[Data excerpts]
--- start ---

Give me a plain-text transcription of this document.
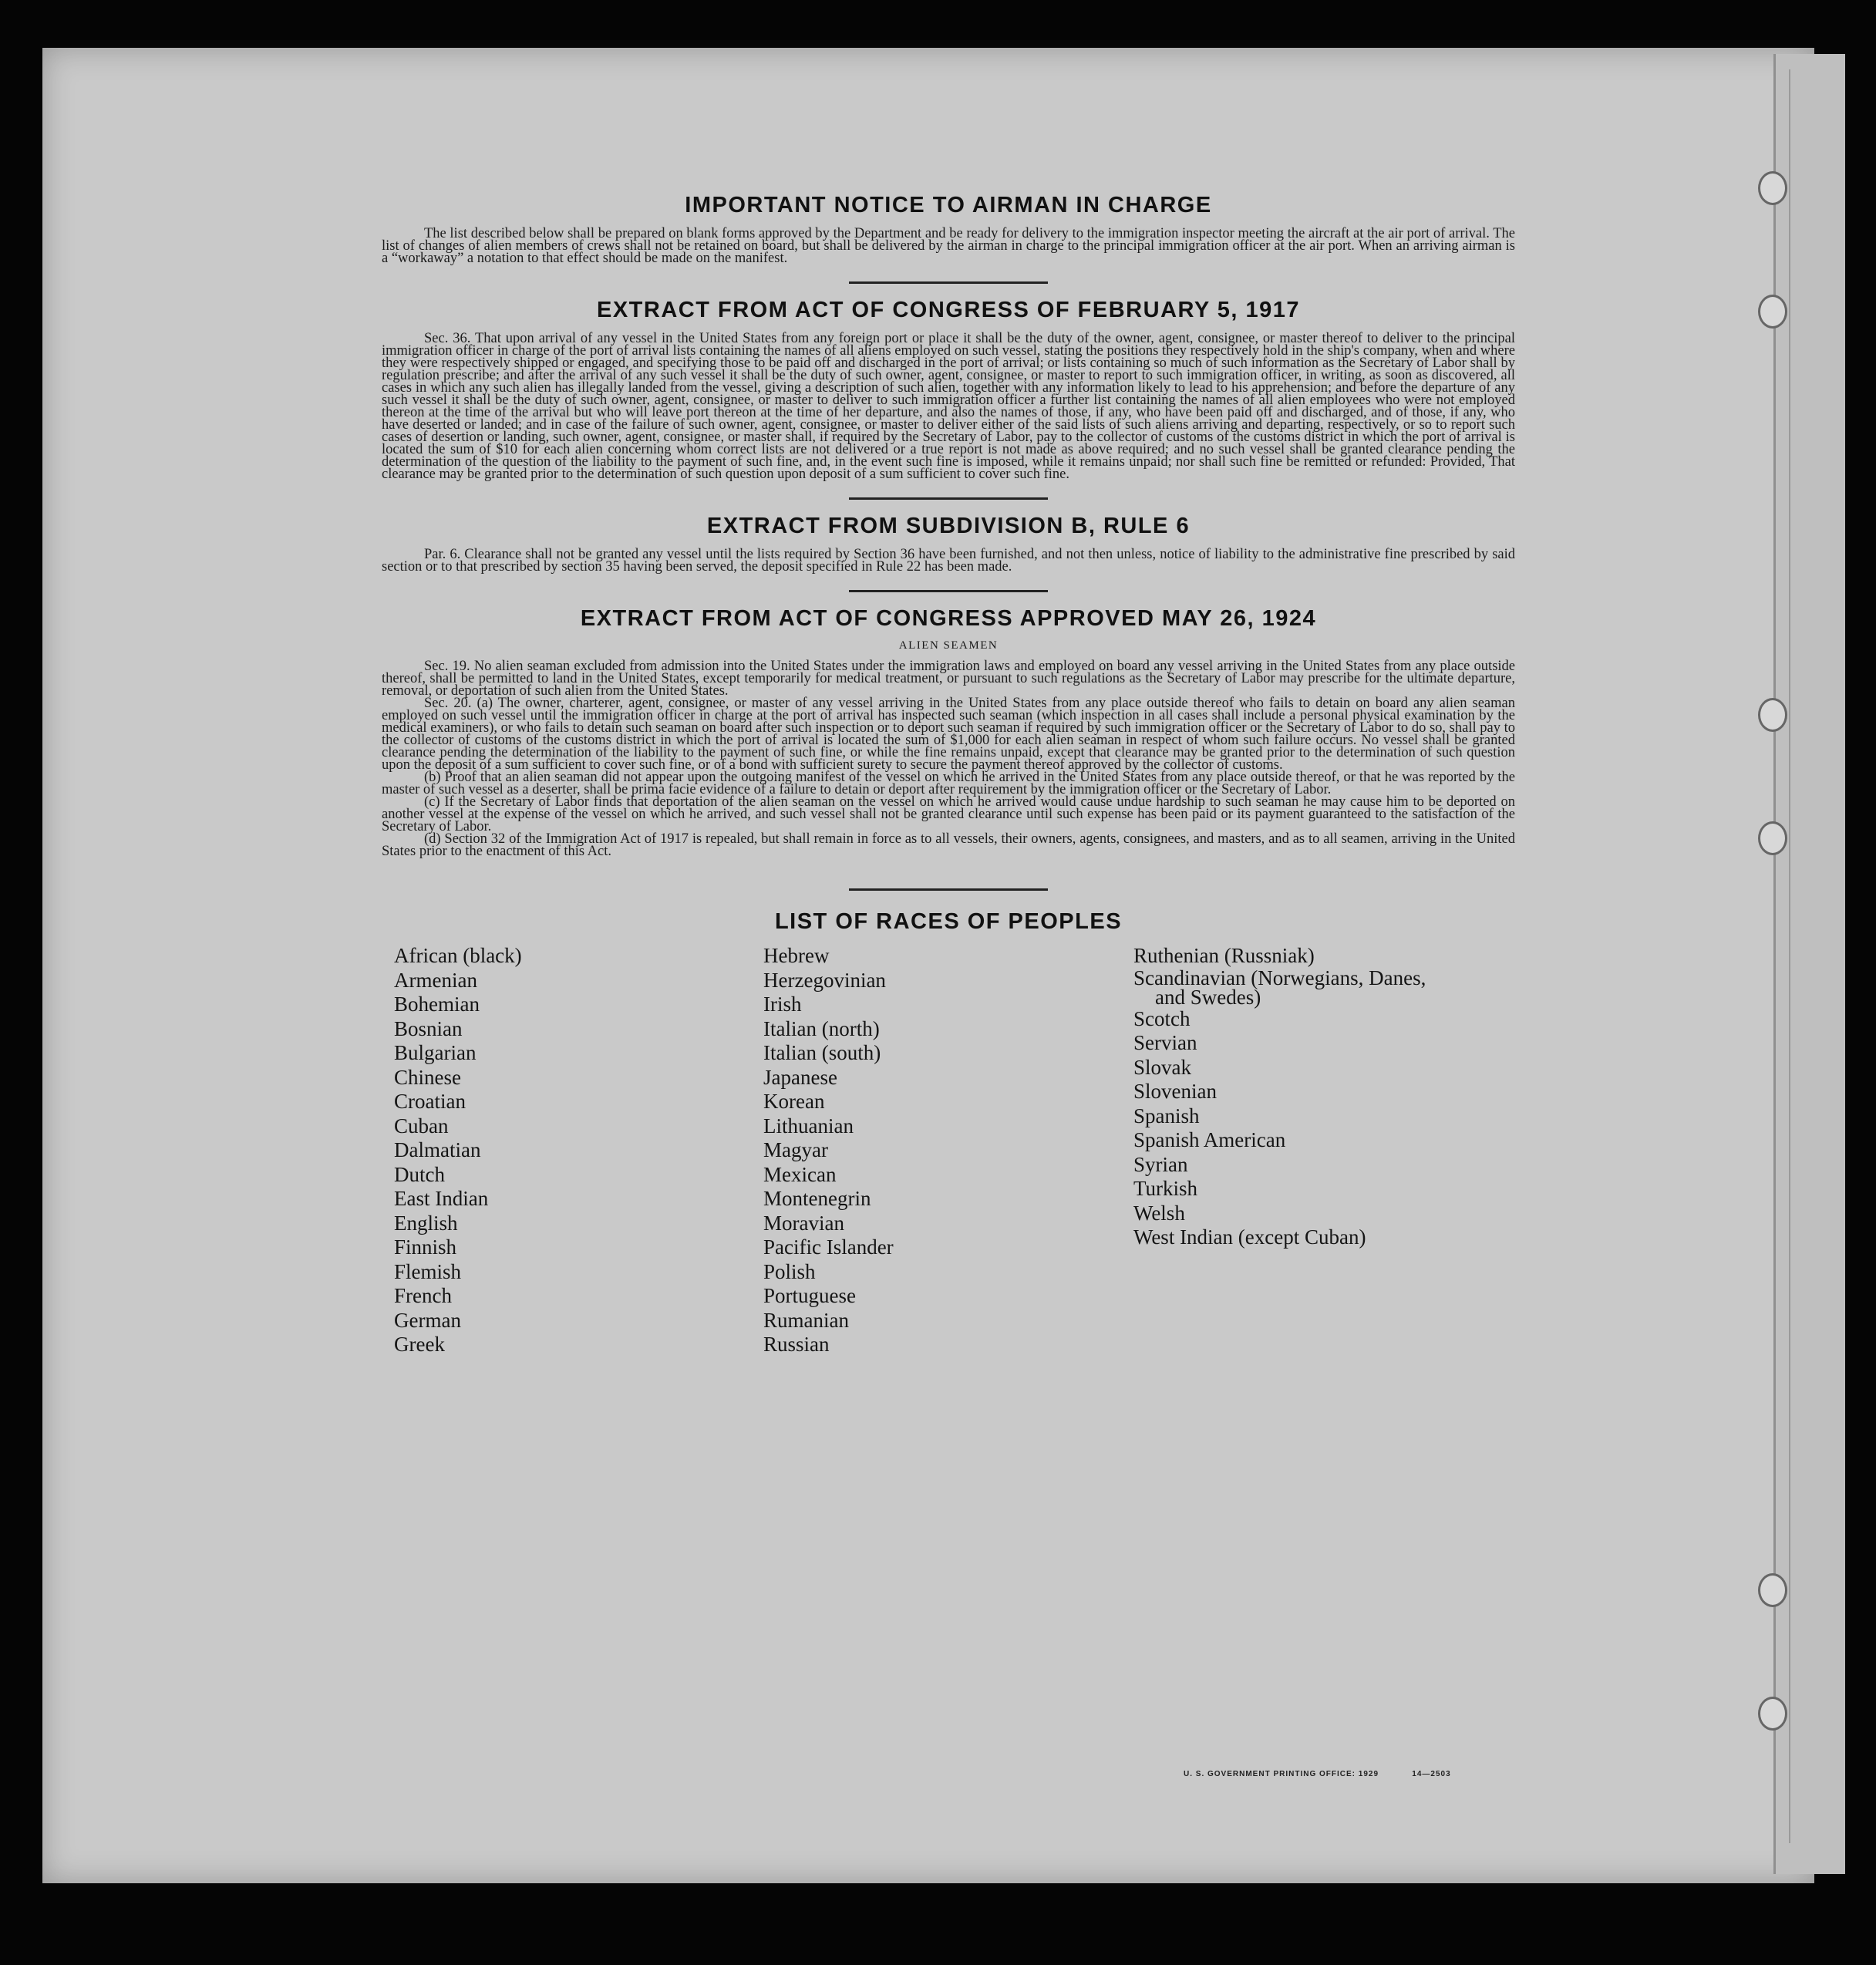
IMPORTANT NOTICE TO AIRMAN IN CHARGE

The list described below shall be prepared on blank forms approved by the Department and be ready for delivery to the immigration inspector meeting the aircraft at the air port of arrival. The list of changes of alien members of crews shall not be retained on board, but shall be delivered by the airman in charge to the principal immigration officer at the air port. When an arriving airman is a “workaway” a notation to that effect should be made on the manifest.

EXTRACT FROM ACT OF CONGRESS OF FEBRUARY 5, 1917

Sec. 36. That upon arrival of any vessel in the United States from any foreign port or place it shall be the duty of the owner, agent, consignee, or master thereof to deliver to the principal immigration officer in charge of the port of arrival lists containing the names of all aliens employed on such vessel, stating the positions they respectively hold in the ship's company, when and where they were respectively shipped or engaged, and specifying those to be paid off and discharged in the port of arrival; or lists containing so much of such information as the Secretary of Labor shall by regulation prescribe; and after the arrival of any such vessel it shall be the duty of such owner, agent, consignee, or master to report to such immigration officer, in writing, as soon as discovered, all cases in which any such alien has illegally landed from the vessel, giving a description of such alien, together with any information likely to lead to his apprehension; and before the departure of any such vessel it shall be the duty of such owner, agent, consignee, or master to deliver to such immigration officer a further list containing the names of all alien employees who were not employed thereon at the time of the arrival but who will leave port thereon at the time of her departure, and also the names of those, if any, who have been paid off and discharged, and of those, if any, who have deserted or landed; and in case of the failure of such owner, agent, consignee, or master to deliver either of the said lists of such aliens arriving and departing, respectively, or so to report such cases of desertion or landing, such owner, agent, consignee, or master shall, if required by the Secretary of Labor, pay to the collector of customs of the customs district in which the port of arrival is located the sum of $10 for each alien concerning whom correct lists are not delivered or a true report is not made as above required; and no such vessel shall be granted clearance pending the determination of the question of the liability to the payment of such fine, and, in the event such fine is imposed, while it remains unpaid; nor shall such fine be remitted or refunded: Provided, That clearance may be granted prior to the determination of such question upon deposit of a sum sufficient to cover such fine.

EXTRACT FROM SUBDIVISION B, RULE 6

Par. 6. Clearance shall not be granted any vessel until the lists required by Section 36 have been furnished, and not then unless, notice of liability to the administrative fine prescribed by said section or to that prescribed by section 35 having been served, the deposit specified in Rule 22 has been made.

EXTRACT FROM ACT OF CONGRESS APPROVED MAY 26, 1924
ALIEN SEAMEN

Sec. 19. No alien seaman excluded from admission into the United States under the immigration laws and employed on board any vessel arriving in the United States from any place outside thereof, shall be permitted to land in the United States, except temporarily for medical treatment, or pursuant to such regulations as the Secretary of Labor may prescribe for the ultimate departure, removal, or deportation of such alien from the United States.

Sec. 20. (a) The owner, charterer, agent, consignee, or master of any vessel arriving in the United States from any place outside thereof who fails to detain on board any alien seaman employed on such vessel until the immigration officer in charge at the port of arrival has inspected such seaman (which inspection in all cases shall include a personal physical examination by the medical examiners), or who fails to detain such seaman on board after such inspection or to deport such seaman if required by such immigration officer or the Secretary of Labor to do so, shall pay to the collector of customs of the customs district in which the port of arrival is located the sum of $1,000 for each alien seaman in respect of whom such failure occurs. No vessel shall be granted clearance pending the determination of the liability to the payment of such fine, or while the fine remains unpaid, except that clearance may be granted prior to the determination of such question upon the deposit of a sum sufficient to cover such fine, or of a bond with sufficient surety to secure the payment thereof approved by the collector of customs.

(b) Proof that an alien seaman did not appear upon the outgoing manifest of the vessel on which he arrived in the United States from any place outside thereof, or that he was reported by the master of such vessel as a deserter, shall be prima facie evidence of a failure to detain or deport after requirement by the immigration officer or the Secretary of Labor.

(c) If the Secretary of Labor finds that deportation of the alien seaman on the vessel on which he arrived would cause undue hardship to such seaman he may cause him to be deported on another vessel at the expense of the vessel on which he arrived, and such vessel shall not be granted clearance until such expense has been paid or its payment guaranteed to the satisfaction of the Secretary of Labor.

(d) Section 32 of the Immigration Act of 1917 is repealed, but shall remain in force as to all vessels, their owners, agents, consignees, and masters, and as to all seamen, arriving in the United States prior to the enactment of this Act.

LIST OF RACES OF PEOPLES
African (black)
Armenian
Bohemian
Bosnian
Bulgarian
Chinese
Croatian
Cuban
Dalmatian
Dutch
East Indian
English
Finnish
Flemish
French
German
Greek
Hebrew
Herzegovinian
Irish
Italian (north)
Italian (south)
Japanese
Korean
Lithuanian
Magyar
Mexican
Montenegrin
Moravian
Pacific Islander
Polish
Portuguese
Rumanian
Russian
Ruthenian (Russniak)
Scandinavian (Norwegians, Danes,
and Swedes)
Scotch
Servian
Slovak
Slovenian
Spanish
Spanish American
Syrian
Turkish
Welsh
West Indian (except Cuban)
U. S. GOVERNMENT PRINTING OFFICE: 1929	14—2503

--- end ---

YOUR GOAL.
Omit the pictures, and quote the material above exactly as given.

REPLY.
Give me a plain-text transcription of this document.
IMPORTANT NOTICE TO AIRMAN IN CHARGE

The list described below shall be prepared on blank forms approved by the Department and be ready for delivery to the immigration inspector meeting the aircraft at the air port of arrival. The list of changes of alien members of crews shall not be retained on board, but shall be delivered by the airman in charge to the principal immigration officer at the air port. When an arriving airman is a “workaway” a notation to that effect should be made on the manifest.

EXTRACT FROM ACT OF CONGRESS OF FEBRUARY 5, 1917

Sec. 36. That upon arrival of any vessel in the United States from any foreign port or place it shall be the duty of the owner, agent, consignee, or master thereof to deliver to the principal immigration officer in charge of the port of arrival lists containing the names of all aliens employed on such vessel, stating the positions they respectively hold in the ship's company, when and where they were respectively shipped or engaged, and specifying those to be paid off and discharged in the port of arrival; or lists containing so much of such information as the Secretary of Labor shall by regulation prescribe; and after the arrival of any such vessel it shall be the duty of such owner, agent, consignee, or master to report to such immigration officer, in writing, as soon as discovered, all cases in which any such alien has illegally landed from the vessel, giving a description of such alien, together with any information likely to lead to his apprehension; and before the departure of any such vessel it shall be the duty of such owner, agent, consignee, or master to deliver to such immigration officer a further list containing the names of all alien employees who were not employed thereon at the time of the arrival but who will leave port thereon at the time of her departure, and also the names of those, if any, who have been paid off and discharged, and of those, if any, who have deserted or landed; and in case of the failure of such owner, agent, consignee, or master to deliver either of the said lists of such aliens arriving and departing, respectively, or so to report such cases of desertion or landing, such owner, agent, consignee, or master shall, if required by the Secretary of Labor, pay to the collector of customs of the customs district in which the port of arrival is located the sum of $10 for each alien concerning whom correct lists are not delivered or a true report is not made as above required; and no such vessel shall be granted clearance pending the determination of the question of the liability to the payment of such fine, and, in the event such fine is imposed, while it remains unpaid; nor shall such fine be remitted or refunded: Provided, That clearance may be granted prior to the determination of such question upon deposit of a sum sufficient to cover such fine.

EXTRACT FROM SUBDIVISION B, RULE 6

Par. 6. Clearance shall not be granted any vessel until the lists required by Section 36 have been furnished, and not then unless, notice of liability to the administrative fine prescribed by said section or to that prescribed by section 35 having been served, the deposit specified in Rule 22 has been made.

EXTRACT FROM ACT OF CONGRESS APPROVED MAY 26, 1924
ALIEN SEAMEN

Sec. 19. No alien seaman excluded from admission into the United States under the immigration laws and employed on board any vessel arriving in the United States from any place outside thereof, shall be permitted to land in the United States, except temporarily for medical treatment, or pursuant to such regulations as the Secretary of Labor may prescribe for the ultimate departure, removal, or deportation of such alien from the United States.

Sec. 20. (a) The owner, charterer, agent, consignee, or master of any vessel arriving in the United States from any place outside thereof who fails to detain on board any alien seaman employed on such vessel until the immigration officer in charge at the port of arrival has inspected such seaman (which inspection in all cases shall include a personal physical examination by the medical examiners), or who fails to detain such seaman on board after such inspection or to deport such seaman if required by such immigration officer or the Secretary of Labor to do so, shall pay to the collector of customs of the customs district in which the port of arrival is located the sum of $1,000 for each alien seaman in respect of whom such failure occurs. No vessel shall be granted clearance pending the determination of the liability to the payment of such fine, or while the fine remains unpaid, except that clearance may be granted prior to the determination of such question upon the deposit of a sum sufficient to cover such fine, or of a bond with sufficient surety to secure the payment thereof approved by the collector of customs.

(b) Proof that an alien seaman did not appear upon the outgoing manifest of the vessel on which he arrived in the United States from any place outside thereof, or that he was reported by the master of such vessel as a deserter, shall be prima facie evidence of a failure to detain or deport after requirement by the immigration officer or the Secretary of Labor.

(c) If the Secretary of Labor finds that deportation of the alien seaman on the vessel on which he arrived would cause undue hardship to such seaman he may cause him to be deported on another vessel at the expense of the vessel on which he arrived, and such vessel shall not be granted clearance until such expense has been paid or its payment guaranteed to the satisfaction of the Secretary of Labor.

(d) Section 32 of the Immigration Act of 1917 is repealed, but shall remain in force as to all vessels, their owners, agents, consignees, and masters, and as to all seamen, arriving in the United States prior to the enactment of this Act.

LIST OF RACES OF PEOPLES
African (black)
Armenian
Bohemian
Bosnian
Bulgarian
Chinese
Croatian
Cuban
Dalmatian
Dutch
East Indian
English
Finnish
Flemish
French
German
Greek
Hebrew
Herzegovinian
Irish
Italian (north)
Italian (south)
Japanese
Korean
Lithuanian
Magyar
Mexican
Montenegrin
Moravian
Pacific Islander
Polish
Portuguese
Rumanian
Russian
Ruthenian (Russniak)
Scandinavian (Norwegians, Danes,
and Swedes)
Scotch
Servian
Slovak
Slovenian
Spanish
Spanish American
Syrian
Turkish
Welsh
West Indian (except Cuban)
U. S. GOVERNMENT PRINTING OFFICE: 1929	14—2503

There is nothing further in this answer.